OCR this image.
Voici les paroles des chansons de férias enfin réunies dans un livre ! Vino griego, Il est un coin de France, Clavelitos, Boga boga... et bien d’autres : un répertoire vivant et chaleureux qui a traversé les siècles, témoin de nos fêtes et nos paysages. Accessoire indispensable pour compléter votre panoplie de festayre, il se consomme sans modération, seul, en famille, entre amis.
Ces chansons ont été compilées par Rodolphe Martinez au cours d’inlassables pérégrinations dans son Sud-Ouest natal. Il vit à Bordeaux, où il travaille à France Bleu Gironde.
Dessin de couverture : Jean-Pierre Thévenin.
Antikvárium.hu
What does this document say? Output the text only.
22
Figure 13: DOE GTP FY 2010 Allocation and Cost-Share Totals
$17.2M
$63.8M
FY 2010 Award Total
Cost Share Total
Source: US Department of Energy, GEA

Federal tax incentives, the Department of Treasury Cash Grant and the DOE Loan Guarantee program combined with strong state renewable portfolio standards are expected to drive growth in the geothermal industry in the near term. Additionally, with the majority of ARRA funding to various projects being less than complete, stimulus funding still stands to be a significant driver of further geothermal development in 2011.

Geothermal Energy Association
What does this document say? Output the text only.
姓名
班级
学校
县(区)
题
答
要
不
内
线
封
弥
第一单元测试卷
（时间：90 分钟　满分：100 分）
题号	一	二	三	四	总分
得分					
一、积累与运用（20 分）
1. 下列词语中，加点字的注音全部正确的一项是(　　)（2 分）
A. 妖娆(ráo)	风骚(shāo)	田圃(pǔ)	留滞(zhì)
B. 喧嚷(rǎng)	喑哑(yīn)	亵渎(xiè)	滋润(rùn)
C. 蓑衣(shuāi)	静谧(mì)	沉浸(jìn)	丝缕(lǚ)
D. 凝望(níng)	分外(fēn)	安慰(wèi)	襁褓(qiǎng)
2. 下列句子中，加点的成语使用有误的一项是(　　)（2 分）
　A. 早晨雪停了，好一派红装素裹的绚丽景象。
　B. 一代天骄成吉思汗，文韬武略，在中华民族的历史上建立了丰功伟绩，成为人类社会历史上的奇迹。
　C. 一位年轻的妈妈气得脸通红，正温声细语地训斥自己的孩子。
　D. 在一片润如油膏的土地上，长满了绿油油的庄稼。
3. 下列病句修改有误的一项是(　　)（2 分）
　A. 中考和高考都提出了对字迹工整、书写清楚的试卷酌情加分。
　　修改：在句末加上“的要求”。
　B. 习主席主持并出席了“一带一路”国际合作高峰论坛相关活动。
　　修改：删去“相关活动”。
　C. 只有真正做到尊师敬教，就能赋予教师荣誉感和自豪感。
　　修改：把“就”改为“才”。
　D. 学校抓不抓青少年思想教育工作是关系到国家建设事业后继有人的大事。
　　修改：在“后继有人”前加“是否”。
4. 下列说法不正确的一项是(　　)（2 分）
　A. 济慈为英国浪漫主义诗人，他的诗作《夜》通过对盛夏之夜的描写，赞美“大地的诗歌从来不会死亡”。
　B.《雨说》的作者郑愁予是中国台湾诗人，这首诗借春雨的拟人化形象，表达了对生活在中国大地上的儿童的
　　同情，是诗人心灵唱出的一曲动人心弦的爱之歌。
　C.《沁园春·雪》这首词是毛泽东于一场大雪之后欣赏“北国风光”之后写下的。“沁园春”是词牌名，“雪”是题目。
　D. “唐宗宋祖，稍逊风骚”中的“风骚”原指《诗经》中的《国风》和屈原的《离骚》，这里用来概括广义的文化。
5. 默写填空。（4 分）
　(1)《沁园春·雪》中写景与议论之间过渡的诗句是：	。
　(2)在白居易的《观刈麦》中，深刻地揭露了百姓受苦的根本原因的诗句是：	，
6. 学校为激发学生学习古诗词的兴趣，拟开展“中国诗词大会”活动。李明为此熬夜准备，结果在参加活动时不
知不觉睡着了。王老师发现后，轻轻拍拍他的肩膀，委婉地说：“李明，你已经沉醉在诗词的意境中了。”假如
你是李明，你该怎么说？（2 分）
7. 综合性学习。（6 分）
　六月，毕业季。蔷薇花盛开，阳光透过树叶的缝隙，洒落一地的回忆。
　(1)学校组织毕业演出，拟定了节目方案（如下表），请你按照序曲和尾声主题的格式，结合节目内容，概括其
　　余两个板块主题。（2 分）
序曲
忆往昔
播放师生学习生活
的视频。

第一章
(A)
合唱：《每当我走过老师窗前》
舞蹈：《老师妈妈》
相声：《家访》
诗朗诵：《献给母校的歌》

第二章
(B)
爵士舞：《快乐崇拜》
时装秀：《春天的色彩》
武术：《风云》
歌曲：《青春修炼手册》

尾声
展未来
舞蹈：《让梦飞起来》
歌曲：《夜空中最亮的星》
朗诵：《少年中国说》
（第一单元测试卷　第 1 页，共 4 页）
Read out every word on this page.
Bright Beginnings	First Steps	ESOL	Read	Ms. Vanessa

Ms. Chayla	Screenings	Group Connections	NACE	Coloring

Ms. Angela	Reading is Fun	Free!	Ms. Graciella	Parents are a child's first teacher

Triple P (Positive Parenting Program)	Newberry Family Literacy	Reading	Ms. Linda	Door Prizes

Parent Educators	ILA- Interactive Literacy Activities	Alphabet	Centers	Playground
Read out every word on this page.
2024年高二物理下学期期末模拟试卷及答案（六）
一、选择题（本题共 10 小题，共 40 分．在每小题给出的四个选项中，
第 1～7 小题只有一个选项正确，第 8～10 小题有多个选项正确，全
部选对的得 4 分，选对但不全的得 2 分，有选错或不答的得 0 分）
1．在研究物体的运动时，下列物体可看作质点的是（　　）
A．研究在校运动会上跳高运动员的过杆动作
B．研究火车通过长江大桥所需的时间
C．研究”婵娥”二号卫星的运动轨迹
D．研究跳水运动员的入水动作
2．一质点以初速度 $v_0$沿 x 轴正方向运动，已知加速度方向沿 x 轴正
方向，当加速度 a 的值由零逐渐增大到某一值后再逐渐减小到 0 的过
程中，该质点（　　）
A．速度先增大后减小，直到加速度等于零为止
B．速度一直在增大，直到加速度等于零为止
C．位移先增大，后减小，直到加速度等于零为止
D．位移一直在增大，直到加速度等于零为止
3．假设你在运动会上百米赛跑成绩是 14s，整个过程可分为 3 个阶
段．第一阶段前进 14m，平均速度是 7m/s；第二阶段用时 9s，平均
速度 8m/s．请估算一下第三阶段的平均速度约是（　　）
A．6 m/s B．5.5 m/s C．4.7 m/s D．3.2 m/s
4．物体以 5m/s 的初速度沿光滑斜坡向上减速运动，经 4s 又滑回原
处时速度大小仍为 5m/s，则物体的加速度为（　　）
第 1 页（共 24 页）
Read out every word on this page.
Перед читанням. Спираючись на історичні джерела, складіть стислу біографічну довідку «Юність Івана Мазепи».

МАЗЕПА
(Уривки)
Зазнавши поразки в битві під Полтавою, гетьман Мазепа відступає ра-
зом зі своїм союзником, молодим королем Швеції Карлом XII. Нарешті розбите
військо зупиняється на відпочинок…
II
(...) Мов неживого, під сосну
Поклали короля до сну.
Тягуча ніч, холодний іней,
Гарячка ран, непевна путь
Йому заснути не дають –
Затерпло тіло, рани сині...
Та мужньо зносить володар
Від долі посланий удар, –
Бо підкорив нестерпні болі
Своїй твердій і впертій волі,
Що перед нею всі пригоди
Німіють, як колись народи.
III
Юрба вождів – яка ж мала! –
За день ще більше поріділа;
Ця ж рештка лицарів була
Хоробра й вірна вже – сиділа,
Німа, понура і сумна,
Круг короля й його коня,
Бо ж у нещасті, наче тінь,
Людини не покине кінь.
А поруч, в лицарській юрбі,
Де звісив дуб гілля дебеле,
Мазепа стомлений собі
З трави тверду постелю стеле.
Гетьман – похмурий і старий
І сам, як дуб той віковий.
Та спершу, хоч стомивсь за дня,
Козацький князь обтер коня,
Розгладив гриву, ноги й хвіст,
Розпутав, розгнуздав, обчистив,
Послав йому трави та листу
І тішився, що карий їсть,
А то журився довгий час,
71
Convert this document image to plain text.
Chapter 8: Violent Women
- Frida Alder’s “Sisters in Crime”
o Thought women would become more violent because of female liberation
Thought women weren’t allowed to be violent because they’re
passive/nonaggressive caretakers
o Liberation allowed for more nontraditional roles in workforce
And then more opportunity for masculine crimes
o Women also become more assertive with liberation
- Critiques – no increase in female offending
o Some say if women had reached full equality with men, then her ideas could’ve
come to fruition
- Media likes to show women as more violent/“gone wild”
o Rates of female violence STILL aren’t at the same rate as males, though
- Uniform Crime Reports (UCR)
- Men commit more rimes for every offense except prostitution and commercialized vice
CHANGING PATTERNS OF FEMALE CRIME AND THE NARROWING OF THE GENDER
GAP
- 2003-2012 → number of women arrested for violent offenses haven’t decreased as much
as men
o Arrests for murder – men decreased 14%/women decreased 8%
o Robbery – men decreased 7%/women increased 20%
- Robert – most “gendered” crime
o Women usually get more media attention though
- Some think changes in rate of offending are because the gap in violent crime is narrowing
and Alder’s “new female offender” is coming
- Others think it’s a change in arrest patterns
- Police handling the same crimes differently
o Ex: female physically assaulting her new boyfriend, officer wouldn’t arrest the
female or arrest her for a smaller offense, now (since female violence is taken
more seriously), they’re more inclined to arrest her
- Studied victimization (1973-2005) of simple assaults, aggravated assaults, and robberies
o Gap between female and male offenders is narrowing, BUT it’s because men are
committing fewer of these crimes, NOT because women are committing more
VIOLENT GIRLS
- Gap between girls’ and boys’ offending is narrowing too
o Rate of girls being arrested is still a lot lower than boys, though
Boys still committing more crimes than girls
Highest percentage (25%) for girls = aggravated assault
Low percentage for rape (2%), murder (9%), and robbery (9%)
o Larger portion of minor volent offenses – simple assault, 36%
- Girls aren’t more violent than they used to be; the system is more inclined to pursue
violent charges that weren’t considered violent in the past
::::
## Do this:
Answer with one number: how many lines in the listing hold "violence".

## Response:
2